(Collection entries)
--- Start ---

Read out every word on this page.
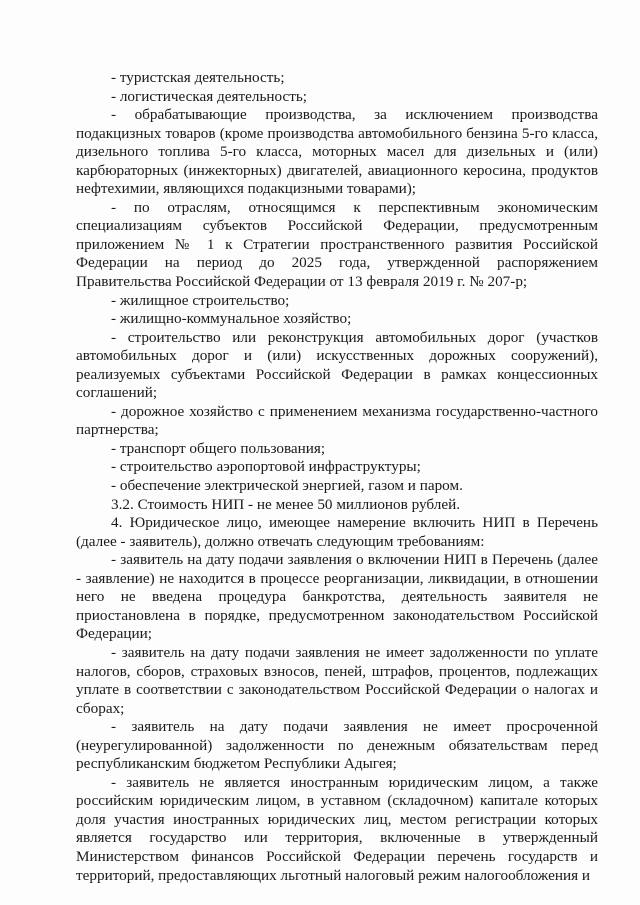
- туристская деятельность;

- логистическая деятельность;

- обрабатывающие производства, за исключением производства подакцизных товаров (кроме производства автомобильного бензина 5-го класса, дизельного топлива 5-го класса, моторных масел для дизельных и (или) карбюраторных (инжекторных) двигателей, авиационного керосина, продуктов нефтехимии, являющихся подакцизными товарами);

- по отраслям, относящимся к перспективным экономическим специализациям субъектов Российской Федерации, предусмотренным приложением № 1 к Стратегии пространственного развития Российской Федерации на период до 2025 года, утвержденной распоряжением Правительства Российской Федерации от 13 февраля 2019 г. № 207-р;

- жилищное строительство;

- жилищно-коммунальное хозяйство;

- строительство или реконструкция автомобильных дорог (участков автомобильных дорог и (или) искусственных дорожных сооружений), реализуемых субъектами Российской Федерации в рамках концессионных соглашений;

- дорожное хозяйство с применением механизма государственно-частного партнерства;

- транспорт общего пользования;

- строительство аэропортовой инфраструктуры;

- обеспечение электрической энергией, газом и паром.

3.2. Стоимость НИП - не менее 50 миллионов рублей.

4. Юридическое лицо, имеющее намерение включить НИП в Перечень (далее - заявитель), должно отвечать следующим требованиям:

- заявитель на дату подачи заявления о включении НИП в Перечень (далее - заявление) не находится в процессе реорганизации, ликвидации, в отношении него не введена процедура банкротства, деятельность заявителя не приостановлена в порядке, предусмотренном законодательством Российской Федерации;

- заявитель на дату подачи заявления не имеет задолженности по уплате налогов, сборов, страховых взносов, пеней, штрафов, процентов, подлежащих уплате в соответствии с законодательством Российской Федерации о налогах и сборах;

- заявитель на дату подачи заявления не имеет просроченной (неурегулированной) задолженности по денежным обязательствам перед республиканским бюджетом Республики Адыгея;

- заявитель не является иностранным юридическим лицом, а также российским юридическим лицом, в уставном (складочном) капитале которых доля участия иностранных юридических лиц, местом регистрации которых является государство или территория, включенные в утвержденный Министерством финансов Российской Федерации перечень государств и территорий, предоставляющих льготный налоговый режим налогообложения и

--- End ---

§ GIVEN REQUEST: Restate each entry word for word, leaving out any pictures.

§ RESPONSE TO THE TASK:
Read out every word on this page.
- туристская деятельность;

- логистическая деятельность;

- обрабатывающие производства, за исключением производства подакцизных товаров (кроме производства автомобильного бензина 5-го класса, дизельного топлива 5-го класса, моторных масел для дизельных и (или) карбюраторных (инжекторных) двигателей, авиационного керосина, продуктов нефтехимии, являющихся подакцизными товарами);

- по отраслям, относящимся к перспективным экономическим специализациям субъектов Российской Федерации, предусмотренным приложением № 1 к Стратегии пространственного развития Российской Федерации на период до 2025 года, утвержденной распоряжением Правительства Российской Федерации от 13 февраля 2019 г. № 207-р;

- жилищное строительство;

- жилищно-коммунальное хозяйство;

- строительство или реконструкция автомобильных дорог (участков автомобильных дорог и (или) искусственных дорожных сооружений), реализуемых субъектами Российской Федерации в рамках концессионных соглашений;

- дорожное хозяйство с применением механизма государственно-частного партнерства;

- транспорт общего пользования;

- строительство аэропортовой инфраструктуры;

- обеспечение электрической энергией, газом и паром.

3.2. Стоимость НИП - не менее 50 миллионов рублей.

4. Юридическое лицо, имеющее намерение включить НИП в Перечень (далее - заявитель), должно отвечать следующим требованиям:

- заявитель на дату подачи заявления о включении НИП в Перечень (далее - заявление) не находится в процессе реорганизации, ликвидации, в отношении него не введена процедура банкротства, деятельность заявителя не приостановлена в порядке, предусмотренном законодательством Российской Федерации;

- заявитель на дату подачи заявления не имеет задолженности по уплате налогов, сборов, страховых взносов, пеней, штрафов, процентов, подлежащих уплате в соответствии с законодательством Российской Федерации о налогах и сборах;

- заявитель на дату подачи заявления не имеет просроченной (неурегулированной) задолженности по денежным обязательствам перед республиканским бюджетом Республики Адыгея;

- заявитель не является иностранным юридическим лицом, а также российским юридическим лицом, в уставном (складочном) капитале которых доля участия иностранных юридических лиц, местом регистрации которых является государство или территория, включенные в утвержденный Министерством финансов Российской Федерации перечень государств и территорий, предоставляющих льготный налоговый режим налогообложения и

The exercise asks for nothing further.